# EXERCISE AIM
Leaving out the pictures, transcribe all of the records faithfully.

# DATASET EXTRACT
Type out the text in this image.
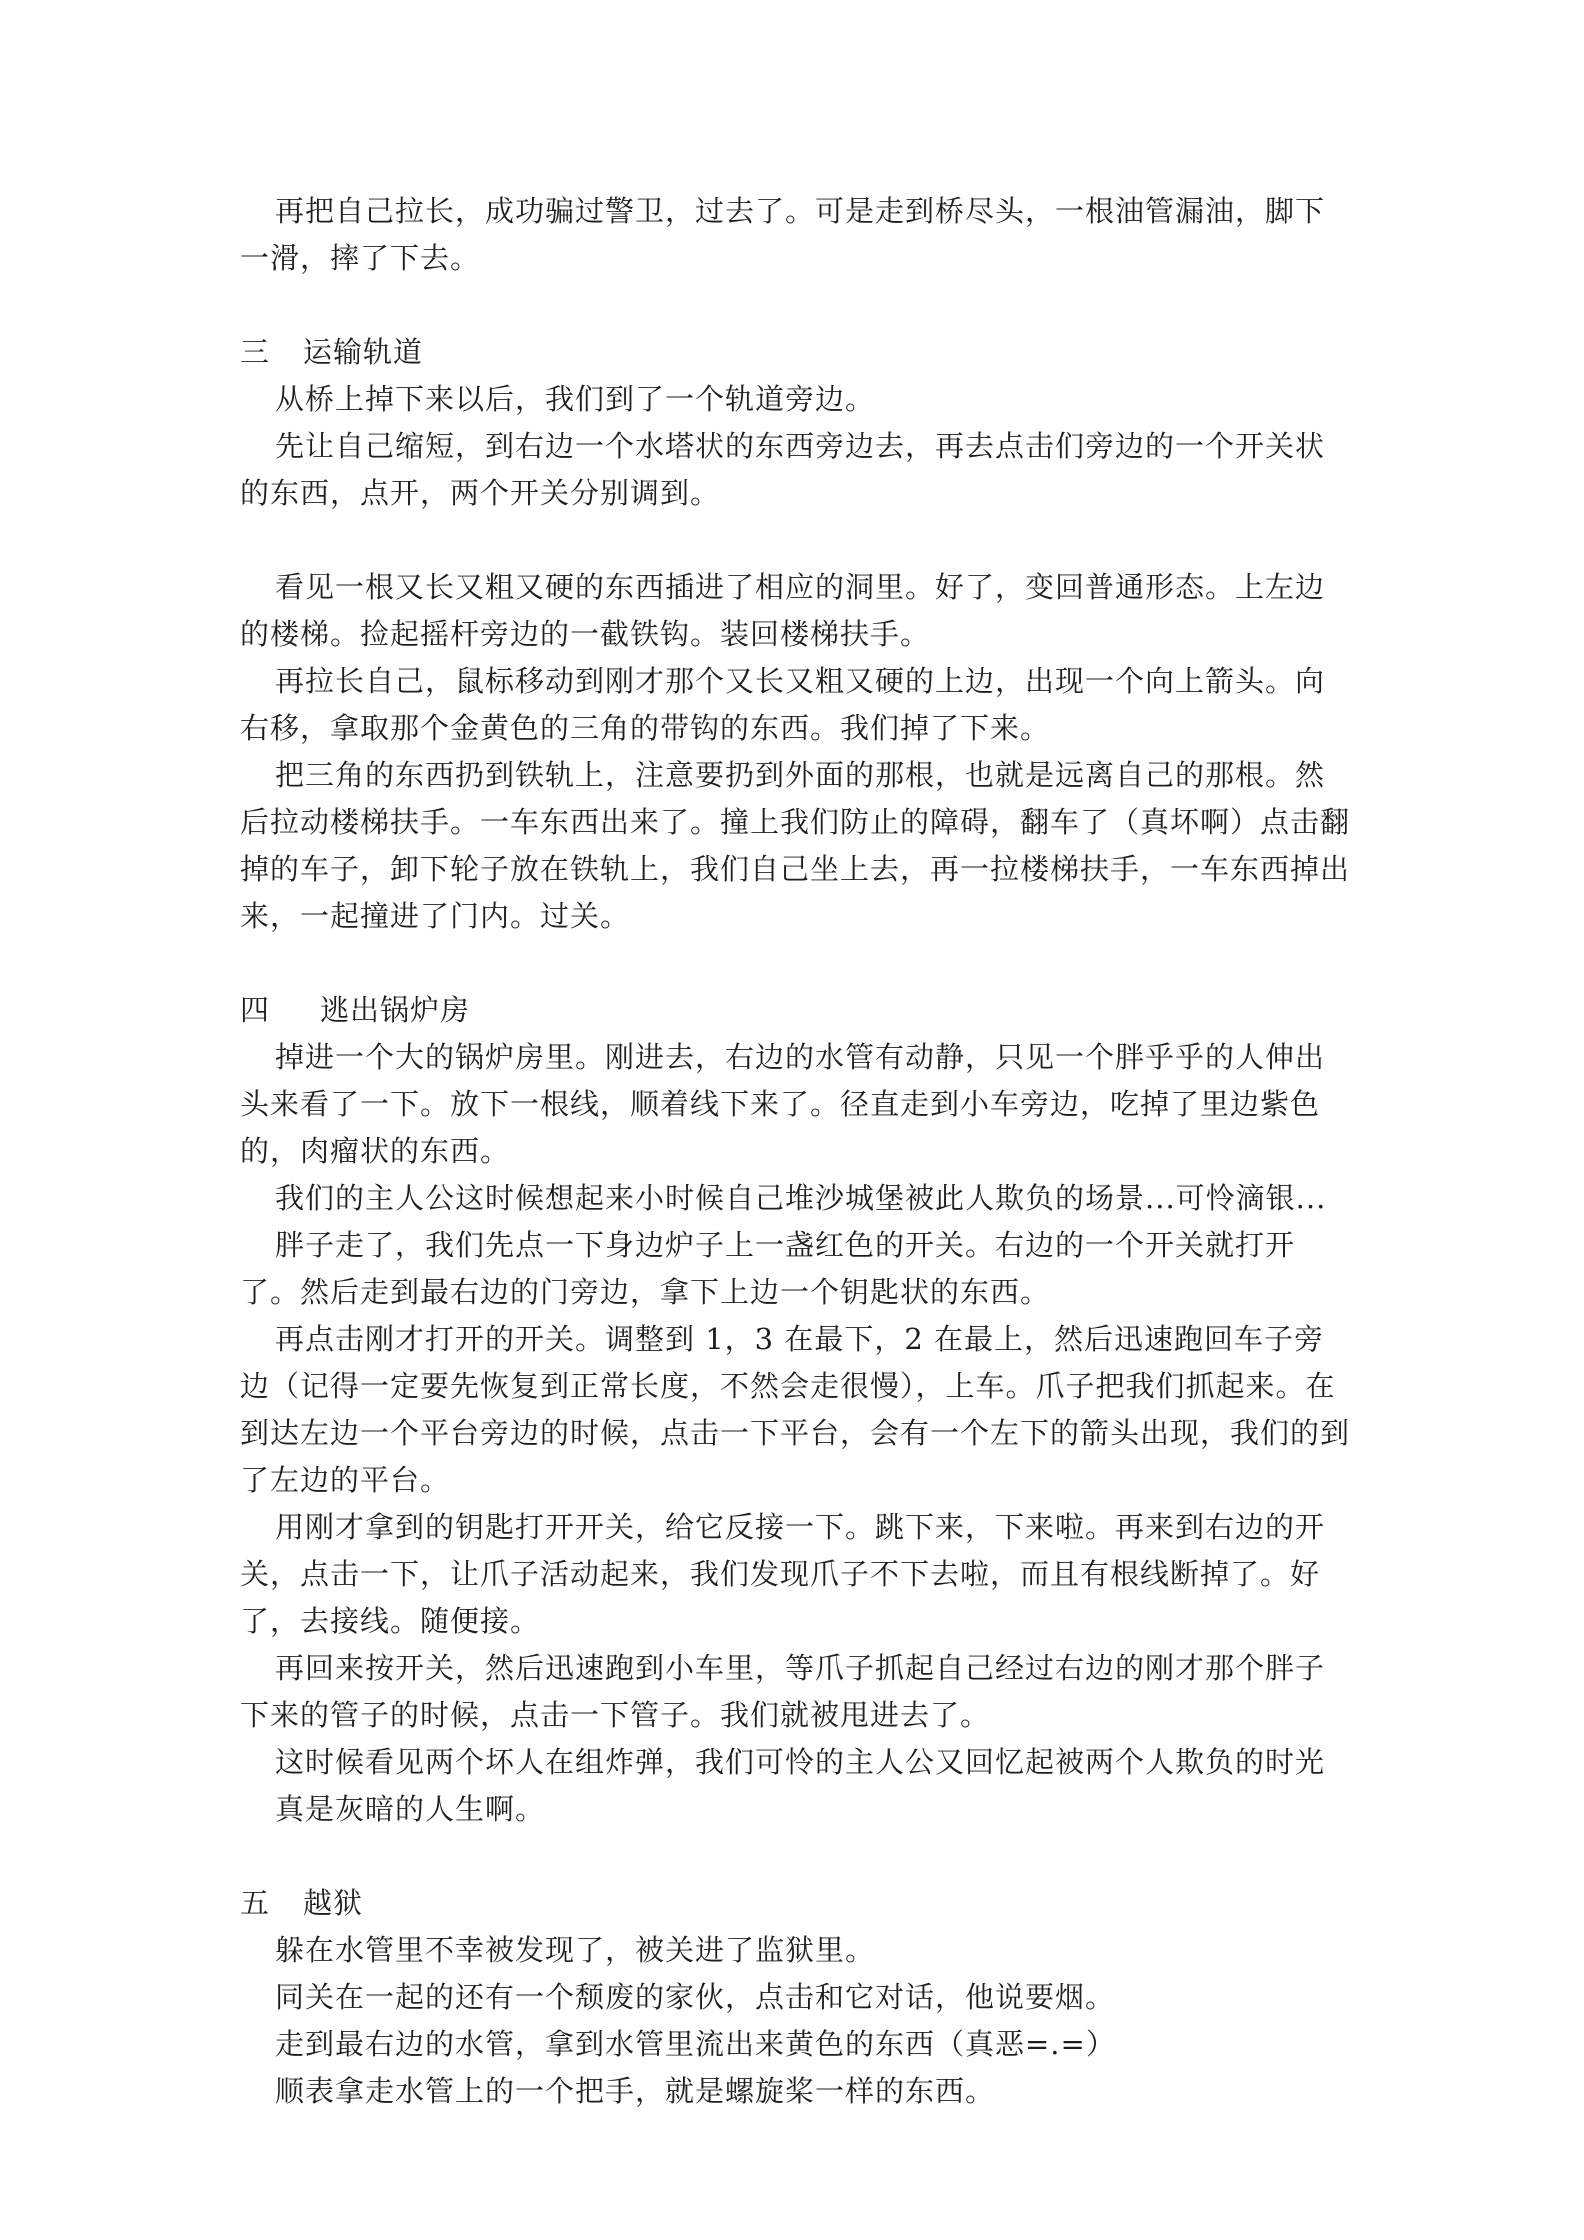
再把自己拉长，成功骗过警卫，过去了。可是走到桥尽头，一根油管漏油，脚下一滑，摔了下去。

三	运输轨道

从桥上掉下来以后，我们到了一个轨道旁边。

先让自己缩短，到右边一个水塔状的东西旁边去，再去点击们旁边的一个开关状的东西，点开，两个开关分别调到。

看见一根又长又粗又硬的东西插进了相应的洞里。好了，变回普通形态。上左边的楼梯。捡起摇杆旁边的一截铁钩。装回楼梯扶手。

再拉长自己，鼠标移动到刚才那个又长又粗又硬的上边，出现一个向上箭头。向右移，拿取那个金黄色的三角的带钩的东西。我们掉了下来。

把三角的东西扔到铁轨上，注意要扔到外面的那根，也就是远离自己的那根。然后拉动楼梯扶手。一车东西出来了。撞上我们防止的障碍，翻车了（真坏啊）点击翻掉的车子，卸下轮子放在铁轨上，我们自己坐上去，再一拉楼梯扶手，一车东西掉出来，一起撞进了门内。过关。

四	逃出锅炉房

掉进一个大的锅炉房里。刚进去，右边的水管有动静，只见一个胖乎乎的人伸出头来看了一下。放下一根线，顺着线下来了。径直走到小车旁边，吃掉了里边紫色的，肉瘤状的东西。

我们的主人公这时候想起来小时候自己堆沙城堡被此人欺负的场景...可怜滴银...

胖子走了，我们先点一下身边炉子上一盏红色的开关。右边的一个开关就打开了。然后走到最右边的门旁边，拿下上边一个钥匙状的东西。

再点击刚才打开的开关。调整到 1，3 在最下，2 在最上，然后迅速跑回车子旁边（记得一定要先恢复到正常长度，不然会走很慢），上车。爪子把我们抓起来。在到达左边一个平台旁边的时候，点击一下平台，会有一个左下的箭头出现，我们的到了左边的平台。

用刚才拿到的钥匙打开开关，给它反接一下。跳下来，下来啦。再来到右边的开关，点击一下，让爪子活动起来，我们发现爪子不下去啦，而且有根线断掉了。好了，去接线。随便接。

再回来按开关，然后迅速跑到小车里，等爪子抓起自己经过右边的刚才那个胖子下来的管子的时候，点击一下管子。我们就被甩进去了。

这时候看见两个坏人在组炸弹，我们可怜的主人公又回忆起被两个人欺负的时光

真是灰暗的人生啊。

五	越狱

躲在水管里不幸被发现了，被关进了监狱里。

同关在一起的还有一个颓废的家伙，点击和它对话，他说要烟。

走到最右边的水管，拿到水管里流出来黄色的东西（真恶=.=）

顺表拿走水管上的一个把手，就是螺旋桨一样的东西。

# EXERCISE OUTPUT
Type out the text in this image.
再把自己拉长，成功骗过警卫，过去了。可是走到桥尽头，一根油管漏油，脚下一滑，摔了下去。

三	运输轨道

从桥上掉下来以后，我们到了一个轨道旁边。

先让自己缩短，到右边一个水塔状的东西旁边去，再去点击们旁边的一个开关状的东西，点开，两个开关分别调到。

看见一根又长又粗又硬的东西插进了相应的洞里。好了，变回普通形态。上左边的楼梯。捡起摇杆旁边的一截铁钩。装回楼梯扶手。

再拉长自己，鼠标移动到刚才那个又长又粗又硬的上边，出现一个向上箭头。向右移，拿取那个金黄色的三角的带钩的东西。我们掉了下来。

把三角的东西扔到铁轨上，注意要扔到外面的那根，也就是远离自己的那根。然后拉动楼梯扶手。一车东西出来了。撞上我们防止的障碍，翻车了（真坏啊）点击翻掉的车子，卸下轮子放在铁轨上，我们自己坐上去，再一拉楼梯扶手，一车东西掉出来，一起撞进了门内。过关。

四	逃出锅炉房

掉进一个大的锅炉房里。刚进去，右边的水管有动静，只见一个胖乎乎的人伸出头来看了一下。放下一根线，顺着线下来了。径直走到小车旁边，吃掉了里边紫色的，肉瘤状的东西。

我们的主人公这时候想起来小时候自己堆沙城堡被此人欺负的场景...可怜滴银...

胖子走了，我们先点一下身边炉子上一盏红色的开关。右边的一个开关就打开了。然后走到最右边的门旁边，拿下上边一个钥匙状的东西。

再点击刚才打开的开关。调整到 1，3 在最下，2 在最上，然后迅速跑回车子旁边（记得一定要先恢复到正常长度，不然会走很慢），上车。爪子把我们抓起来。在到达左边一个平台旁边的时候，点击一下平台，会有一个左下的箭头出现，我们的到了左边的平台。

用刚才拿到的钥匙打开开关，给它反接一下。跳下来，下来啦。再来到右边的开关，点击一下，让爪子活动起来，我们发现爪子不下去啦，而且有根线断掉了。好了，去接线。随便接。

再回来按开关，然后迅速跑到小车里，等爪子抓起自己经过右边的刚才那个胖子下来的管子的时候，点击一下管子。我们就被甩进去了。

这时候看见两个坏人在组炸弹，我们可怜的主人公又回忆起被两个人欺负的时光

真是灰暗的人生啊。

五	越狱

躲在水管里不幸被发现了，被关进了监狱里。

同关在一起的还有一个颓废的家伙，点击和它对话，他说要烟。

走到最右边的水管，拿到水管里流出来黄色的东西（真恶=.=）

顺表拿走水管上的一个把手，就是螺旋桨一样的东西。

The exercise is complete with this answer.